[Source data]
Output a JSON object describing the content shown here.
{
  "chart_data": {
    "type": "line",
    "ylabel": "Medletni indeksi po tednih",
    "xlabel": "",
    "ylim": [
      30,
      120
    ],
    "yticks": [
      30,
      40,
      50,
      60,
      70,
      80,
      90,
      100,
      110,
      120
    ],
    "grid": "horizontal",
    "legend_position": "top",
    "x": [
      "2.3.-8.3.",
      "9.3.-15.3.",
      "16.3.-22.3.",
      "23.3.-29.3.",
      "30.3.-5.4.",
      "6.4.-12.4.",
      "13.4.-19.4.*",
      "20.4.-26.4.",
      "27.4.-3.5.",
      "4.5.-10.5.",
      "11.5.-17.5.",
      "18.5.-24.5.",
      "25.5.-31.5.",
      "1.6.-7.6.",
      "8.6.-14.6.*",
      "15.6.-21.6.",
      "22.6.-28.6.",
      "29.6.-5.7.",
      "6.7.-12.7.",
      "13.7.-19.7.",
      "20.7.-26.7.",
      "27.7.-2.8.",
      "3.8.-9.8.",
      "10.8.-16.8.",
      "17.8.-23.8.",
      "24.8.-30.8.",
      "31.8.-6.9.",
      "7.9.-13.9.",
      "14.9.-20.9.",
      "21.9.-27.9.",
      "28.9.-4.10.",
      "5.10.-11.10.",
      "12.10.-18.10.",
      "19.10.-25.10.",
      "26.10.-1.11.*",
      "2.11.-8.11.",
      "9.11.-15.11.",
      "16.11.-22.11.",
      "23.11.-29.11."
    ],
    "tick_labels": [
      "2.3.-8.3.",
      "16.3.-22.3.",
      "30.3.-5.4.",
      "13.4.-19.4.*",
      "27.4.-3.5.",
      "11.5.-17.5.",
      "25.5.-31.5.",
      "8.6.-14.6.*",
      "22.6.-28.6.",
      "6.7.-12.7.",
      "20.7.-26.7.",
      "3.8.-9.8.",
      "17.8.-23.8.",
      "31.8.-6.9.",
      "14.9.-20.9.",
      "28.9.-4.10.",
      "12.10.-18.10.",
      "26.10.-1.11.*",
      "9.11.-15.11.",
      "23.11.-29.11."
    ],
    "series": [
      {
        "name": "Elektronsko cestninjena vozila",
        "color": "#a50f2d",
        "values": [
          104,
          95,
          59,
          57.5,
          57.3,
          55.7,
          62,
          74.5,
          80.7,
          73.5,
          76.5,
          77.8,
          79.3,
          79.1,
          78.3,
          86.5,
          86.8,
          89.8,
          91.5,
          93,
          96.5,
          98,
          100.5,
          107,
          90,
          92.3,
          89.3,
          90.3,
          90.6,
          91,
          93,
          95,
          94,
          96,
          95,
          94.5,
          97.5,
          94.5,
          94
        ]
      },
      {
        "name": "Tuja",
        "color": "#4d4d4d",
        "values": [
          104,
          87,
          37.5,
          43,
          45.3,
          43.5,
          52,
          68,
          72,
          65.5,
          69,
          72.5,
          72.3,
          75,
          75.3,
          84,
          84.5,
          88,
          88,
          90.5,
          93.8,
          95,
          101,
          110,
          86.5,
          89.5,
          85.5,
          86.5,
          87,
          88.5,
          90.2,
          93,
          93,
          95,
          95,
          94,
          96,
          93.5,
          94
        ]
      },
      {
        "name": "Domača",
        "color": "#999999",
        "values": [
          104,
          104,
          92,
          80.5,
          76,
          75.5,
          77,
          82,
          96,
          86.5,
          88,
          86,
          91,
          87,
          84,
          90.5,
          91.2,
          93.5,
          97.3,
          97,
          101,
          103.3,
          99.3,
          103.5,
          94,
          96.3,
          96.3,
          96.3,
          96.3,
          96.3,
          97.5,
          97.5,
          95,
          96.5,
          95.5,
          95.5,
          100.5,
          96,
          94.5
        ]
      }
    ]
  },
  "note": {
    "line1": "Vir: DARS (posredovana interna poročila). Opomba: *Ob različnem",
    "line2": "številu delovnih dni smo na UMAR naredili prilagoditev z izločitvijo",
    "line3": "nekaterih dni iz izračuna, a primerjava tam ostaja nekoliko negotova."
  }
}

Do this: Your task is to transcribe the material exactly.

Task result:
Output a JSON object describing the content shown here.
{
  "chart_data": {
    "type": "line",
    "ylabel": "Medletni indeksi po tednih",
    "xlabel": "",
    "ylim": [
      30,
      120
    ],
    "yticks": [
      30,
      40,
      50,
      60,
      70,
      80,
      90,
      100,
      110,
      120
    ],
    "grid": "horizontal",
    "legend_position": "top",
    "x": [
      "2.3.-8.3.",
      "9.3.-15.3.",
      "16.3.-22.3.",
      "23.3.-29.3.",
      "30.3.-5.4.",
      "6.4.-12.4.",
      "13.4.-19.4.*",
      "20.4.-26.4.",
      "27.4.-3.5.",
      "4.5.-10.5.",
      "11.5.-17.5.",
      "18.5.-24.5.",
      "25.5.-31.5.",
      "1.6.-7.6.",
      "8.6.-14.6.*",
      "15.6.-21.6.",
      "22.6.-28.6.",
      "29.6.-5.7.",
      "6.7.-12.7.",
      "13.7.-19.7.",
      "20.7.-26.7.",
      "27.7.-2.8.",
      "3.8.-9.8.",
      "10.8.-16.8.",
      "17.8.-23.8.",
      "24.8.-30.8.",
      "31.8.-6.9.",
      "7.9.-13.9.",
      "14.9.-20.9.",
      "21.9.-27.9.",
      "28.9.-4.10.",
      "5.10.-11.10.",
      "12.10.-18.10.",
      "19.10.-25.10.",
      "26.10.-1.11.*",
      "2.11.-8.11.",
      "9.11.-15.11.",
      "16.11.-22.11.",
      "23.11.-29.11."
    ],
    "tick_labels": [
      "2.3.-8.3.",
      "16.3.-22.3.",
      "30.3.-5.4.",
      "13.4.-19.4.*",
      "27.4.-3.5.",
      "11.5.-17.5.",
      "25.5.-31.5.",
      "8.6.-14.6.*",
      "22.6.-28.6.",
      "6.7.-12.7.",
      "20.7.-26.7.",
      "3.8.-9.8.",
      "17.8.-23.8.",
      "31.8.-6.9.",
      "14.9.-20.9.",
      "28.9.-4.10.",
      "12.10.-18.10.",
      "26.10.-1.11.*",
      "9.11.-15.11.",
      "23.11.-29.11."
    ],
    "series": [
      {
        "name": "Elektronsko cestninjena vozila",
        "color": "#a50f2d",
        "values": [
          104,
          95,
          59,
          57.5,
          57.3,
          55.7,
          62,
          74.5,
          80.7,
          73.5,
          76.5,
          77.8,
          79.3,
          79.1,
          78.3,
          86.5,
          86.8,
          89.8,
          91.5,
          93,
          96.5,
          98,
          100.5,
          107,
          90,
          92.3,
          89.3,
          90.3,
          90.6,
          91,
          93,
          95,
          94,
          96,
          95,
          94.5,
          97.5,
          94.5,
          94
        ]
      },
      {
        "name": "Tuja",
        "color": "#4d4d4d",
        "values": [
          104,
          87,
          37.5,
          43,
          45.3,
          43.5,
          52,
          68,
          72,
          65.5,
          69,
          72.5,
          72.3,
          75,
          75.3,
          84,
          84.5,
          88,
          88,
          90.5,
          93.8,
          95,
          101,
          110,
          86.5,
          89.5,
          85.5,
          86.5,
          87,
          88.5,
          90.2,
          93,
          93,
          95,
          95,
          94,
          96,
          93.5,
          94
        ]
      },
      {
        "name": "Domača",
        "color": "#999999",
        "values": [
          104,
          104,
          92,
          80.5,
          76,
          75.5,
          77,
          82,
          96,
          86.5,
          88,
          86,
          91,
          87,
          84,
          90.5,
          91.2,
          93.5,
          97.3,
          97,
          101,
          103.3,
          99.3,
          103.5,
          94,
          96.3,
          96.3,
          96.3,
          96.3,
          96.3,
          97.5,
          97.5,
          95,
          96.5,
          95.5,
          95.5,
          100.5,
          96,
          94.5
        ]
      }
    ]
  },
  "note": {
    "line1": "Vir: DARS (posredovana interna poročila). Opomba: *Ob različnem",
    "line2": "številu delovnih dni smo na UMAR naredili prilagoditev z izločitvijo",
    "line3": "nekaterih dni iz izračuna, a primerjava tam ostaja nekoliko negotova."
  }
}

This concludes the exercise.